REQUIRED TASK: Search the material below for the string "title" and extract each line that has it.

DATA SHOWN:
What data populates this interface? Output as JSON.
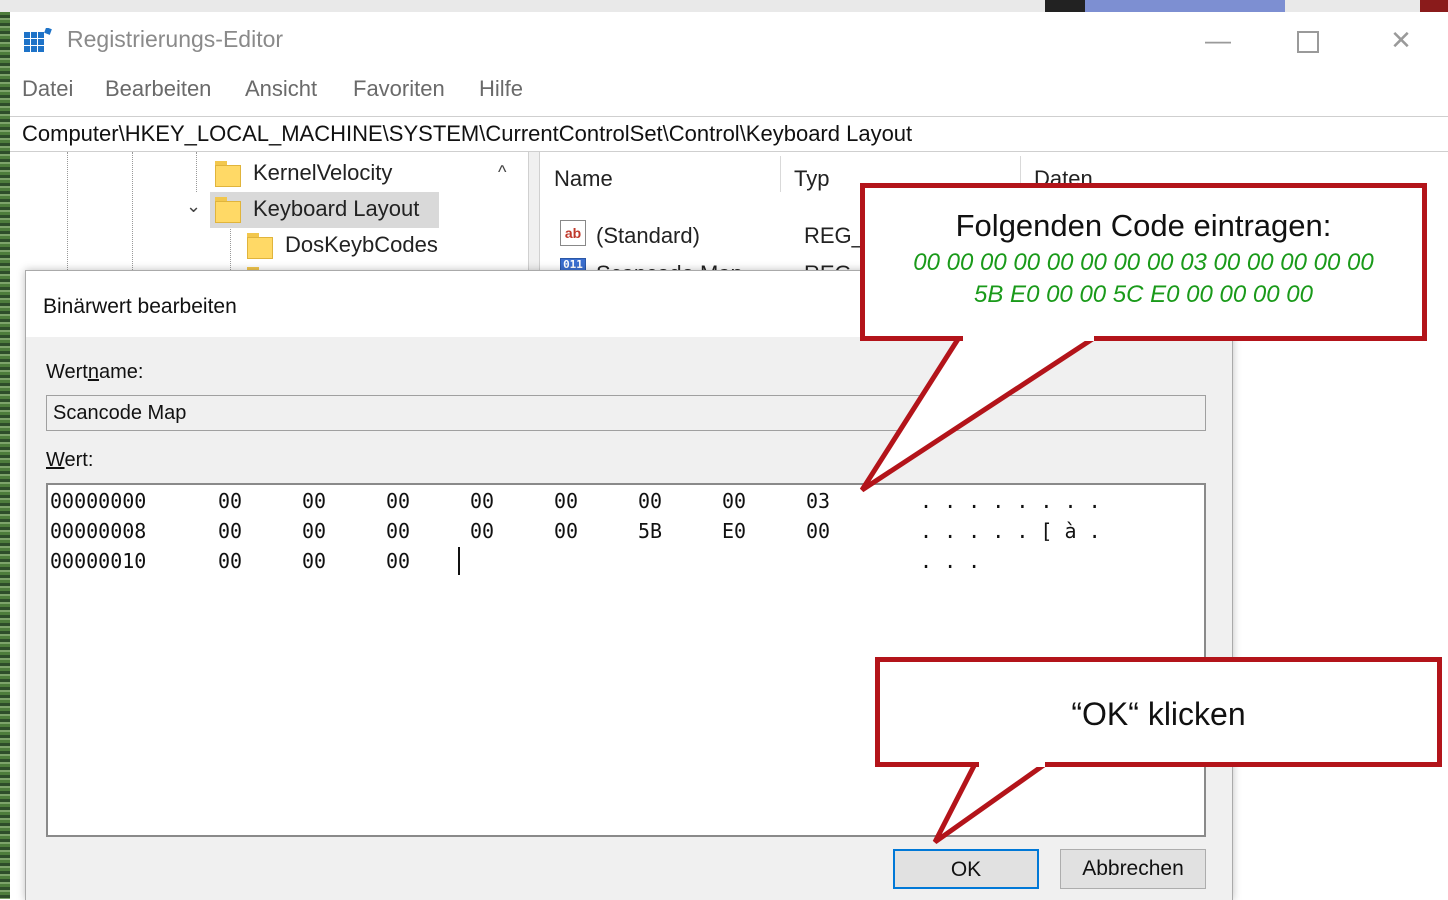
{
  "window": {
    "title": "Registrierungs-Editor",
    "menu": [
      "Datei",
      "Bearbeiten",
      "Ansicht",
      "Favoriten",
      "Hilfe"
    ],
    "address": "Computer\\HKEY_LOCAL_MACHINE\\SYSTEM\\CurrentControlSet\\Control\\Keyboard Layout"
  },
  "tree": {
    "items": [
      "KernelVelocity",
      "Keyboard Layout",
      "DosKeybCodes"
    ],
    "selected": "Keyboard Layout"
  },
  "list": {
    "columns": [
      "Name",
      "Typ",
      "Daten"
    ],
    "rows": [
      {
        "name": "(Standard)",
        "type": "REG_S",
        "icon": "string-value-icon"
      },
      {
        "name": "Scancode Map",
        "type": "REG_B",
        "icon": "binary-value-icon"
      }
    ]
  },
  "dialog": {
    "title": "Binärwert bearbeiten",
    "name_label_pre": "Wert",
    "name_label_u": "n",
    "name_label_post": "ame:",
    "name_value": "Scancode Map",
    "value_label_u": "W",
    "value_label_post": "ert:",
    "hex_rows": [
      {
        "offset": "00000000",
        "bytes": [
          "00",
          "00",
          "00",
          "00",
          "00",
          "00",
          "00",
          "03"
        ],
        "ascii": ". . . . . . . ."
      },
      {
        "offset": "00000008",
        "bytes": [
          "00",
          "00",
          "00",
          "00",
          "00",
          "5B",
          "E0",
          "00"
        ],
        "ascii": ". . . . . [ à ."
      },
      {
        "offset": "00000010",
        "bytes": [
          "00",
          "00",
          "00"
        ],
        "ascii": ". . ."
      }
    ],
    "ok_label": "OK",
    "cancel_label": "Abbrechen"
  },
  "callouts": {
    "code": {
      "title": "Folgenden Code eintragen:",
      "line1": "00 00 00 00 00 00 00 00 03 00 00 00 00 00",
      "line2": "5B E0 00 00 5C E0 00 00 00 00"
    },
    "ok": {
      "text": "“OK“ klicken"
    }
  },
  "colors": {
    "callout_border": "#b3141a",
    "code_text": "#1a9a1a",
    "ok_button_focus": "#0078d7"
  }
}
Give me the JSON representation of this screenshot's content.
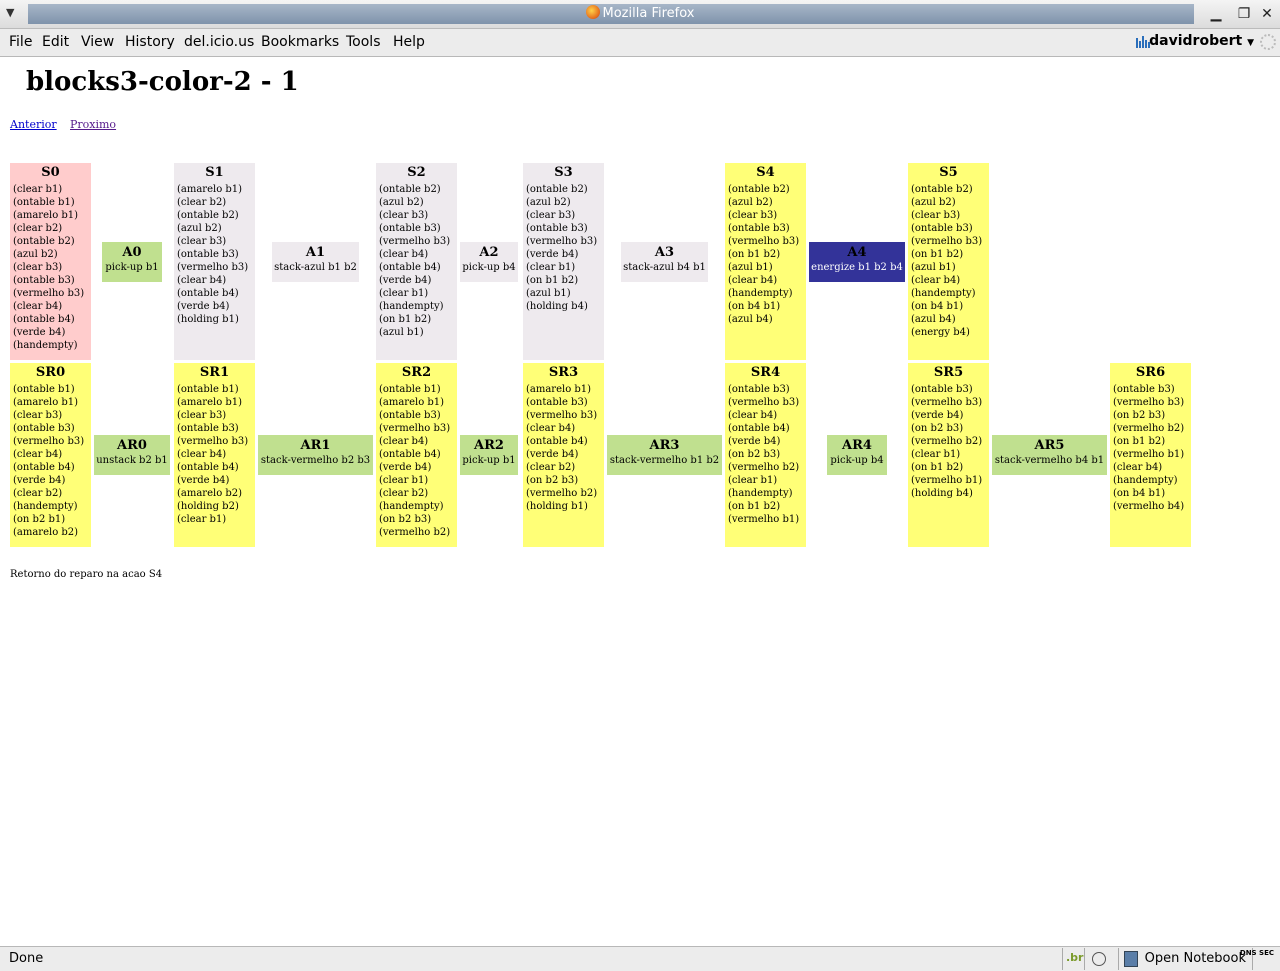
{
  "window": {
    "title": "Mozilla Firefox"
  },
  "menu": [
    "File",
    "Edit",
    "View",
    "History",
    "del.icio.us",
    "Bookmarks",
    "Tools",
    "Help"
  ],
  "user": "davidrobert",
  "page": {
    "title": "blocks3-color-2 - 1",
    "prev": "Anterior",
    "next": "Proximo",
    "note": "Retorno do reparo na acao S4"
  },
  "states_top": [
    {
      "name": "S0",
      "facts": [
        "(clear b1)",
        "(ontable b1)",
        "(amarelo b1)",
        "(clear b2)",
        "(ontable b2)",
        "(azul b2)",
        "(clear b3)",
        "(ontable b3)",
        "(vermelho b3)",
        "(clear b4)",
        "(ontable b4)",
        "(verde b4)",
        "(handempty)"
      ]
    },
    {
      "name": "S1",
      "facts": [
        "(amarelo b1)",
        "(clear b2)",
        "(ontable b2)",
        "(azul b2)",
        "(clear b3)",
        "(ontable b3)",
        "(vermelho b3)",
        "(clear b4)",
        "(ontable b4)",
        "(verde b4)",
        "(holding b1)"
      ]
    },
    {
      "name": "S2",
      "facts": [
        "(ontable b2)",
        "(azul b2)",
        "(clear b3)",
        "(ontable b3)",
        "(vermelho b3)",
        "(clear b4)",
        "(ontable b4)",
        "(verde b4)",
        "(clear b1)",
        "(handempty)",
        "(on b1 b2)",
        "(azul b1)"
      ]
    },
    {
      "name": "S3",
      "facts": [
        "(ontable b2)",
        "(azul b2)",
        "(clear b3)",
        "(ontable b3)",
        "(vermelho b3)",
        "(verde b4)",
        "(clear b1)",
        "(on b1 b2)",
        "(azul b1)",
        "(holding b4)"
      ]
    },
    {
      "name": "S4",
      "facts": [
        "(ontable b2)",
        "(azul b2)",
        "(clear b3)",
        "(ontable b3)",
        "(vermelho b3)",
        "(on b1 b2)",
        "(azul b1)",
        "(clear b4)",
        "(handempty)",
        "(on b4 b1)",
        "(azul b4)"
      ]
    },
    {
      "name": "S5",
      "facts": [
        "(ontable b2)",
        "(azul b2)",
        "(clear b3)",
        "(ontable b3)",
        "(vermelho b3)",
        "(on b1 b2)",
        "(azul b1)",
        "(clear b4)",
        "(handempty)",
        "(on b4 b1)",
        "(azul b4)",
        "(energy b4)"
      ]
    }
  ],
  "actions_top": [
    {
      "name": "A0",
      "label": "pick-up b1"
    },
    {
      "name": "A1",
      "label": "stack-azul b1 b2"
    },
    {
      "name": "A2",
      "label": "pick-up b4"
    },
    {
      "name": "A3",
      "label": "stack-azul b4 b1"
    },
    {
      "name": "A4",
      "label": "energize b1 b2 b4"
    }
  ],
  "states_bottom": [
    {
      "name": "SR0",
      "facts": [
        "(ontable b1)",
        "(amarelo b1)",
        "(clear b3)",
        "(ontable b3)",
        "(vermelho b3)",
        "(clear b4)",
        "(ontable b4)",
        "(verde b4)",
        "(clear b2)",
        "(handempty)",
        "(on b2 b1)",
        "(amarelo b2)"
      ]
    },
    {
      "name": "SR1",
      "facts": [
        "(ontable b1)",
        "(amarelo b1)",
        "(clear b3)",
        "(ontable b3)",
        "(vermelho b3)",
        "(clear b4)",
        "(ontable b4)",
        "(verde b4)",
        "(amarelo b2)",
        "(holding b2)",
        "(clear b1)"
      ]
    },
    {
      "name": "SR2",
      "facts": [
        "(ontable b1)",
        "(amarelo b1)",
        "(ontable b3)",
        "(vermelho b3)",
        "(clear b4)",
        "(ontable b4)",
        "(verde b4)",
        "(clear b1)",
        "(clear b2)",
        "(handempty)",
        "(on b2 b3)",
        "(vermelho b2)"
      ]
    },
    {
      "name": "SR3",
      "facts": [
        "(amarelo b1)",
        "(ontable b3)",
        "(vermelho b3)",
        "(clear b4)",
        "(ontable b4)",
        "(verde b4)",
        "(clear b2)",
        "(on b2 b3)",
        "(vermelho b2)",
        "(holding b1)"
      ]
    },
    {
      "name": "SR4",
      "facts": [
        "(ontable b3)",
        "(vermelho b3)",
        "(clear b4)",
        "(ontable b4)",
        "(verde b4)",
        "(on b2 b3)",
        "(vermelho b2)",
        "(clear b1)",
        "(handempty)",
        "(on b1 b2)",
        "(vermelho b1)"
      ]
    },
    {
      "name": "SR5",
      "facts": [
        "(ontable b3)",
        "(vermelho b3)",
        "(verde b4)",
        "(on b2 b3)",
        "(vermelho b2)",
        "(clear b1)",
        "(on b1 b2)",
        "(vermelho b1)",
        "(holding b4)"
      ]
    },
    {
      "name": "SR6",
      "facts": [
        "(ontable b3)",
        "(vermelho b3)",
        "(on b2 b3)",
        "(vermelho b2)",
        "(on b1 b2)",
        "(vermelho b1)",
        "(clear b4)",
        "(handempty)",
        "(on b4 b1)",
        "(vermelho b4)"
      ]
    }
  ],
  "actions_bottom": [
    {
      "name": "AR0",
      "label": "unstack b2 b1"
    },
    {
      "name": "AR1",
      "label": "stack-vermelho b2 b3"
    },
    {
      "name": "AR2",
      "label": "pick-up b1"
    },
    {
      "name": "AR3",
      "label": "stack-vermelho b1 b2"
    },
    {
      "name": "AR4",
      "label": "pick-up b4"
    },
    {
      "name": "AR5",
      "label": "stack-vermelho b4 b1"
    }
  ],
  "status": {
    "text": "Done",
    "notebook": "Open Notebook",
    "br": ".br",
    "dns": "DNS SEC"
  }
}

THE OUTPUT:
    "title": "Registrierungs-Editor",
    "title": "Binärwert bearbeiten",
      "title": "Folgenden Code eintragen:",
    "title": "Mozilla Firefox"
    "title": "blocks3-color-2 - 1",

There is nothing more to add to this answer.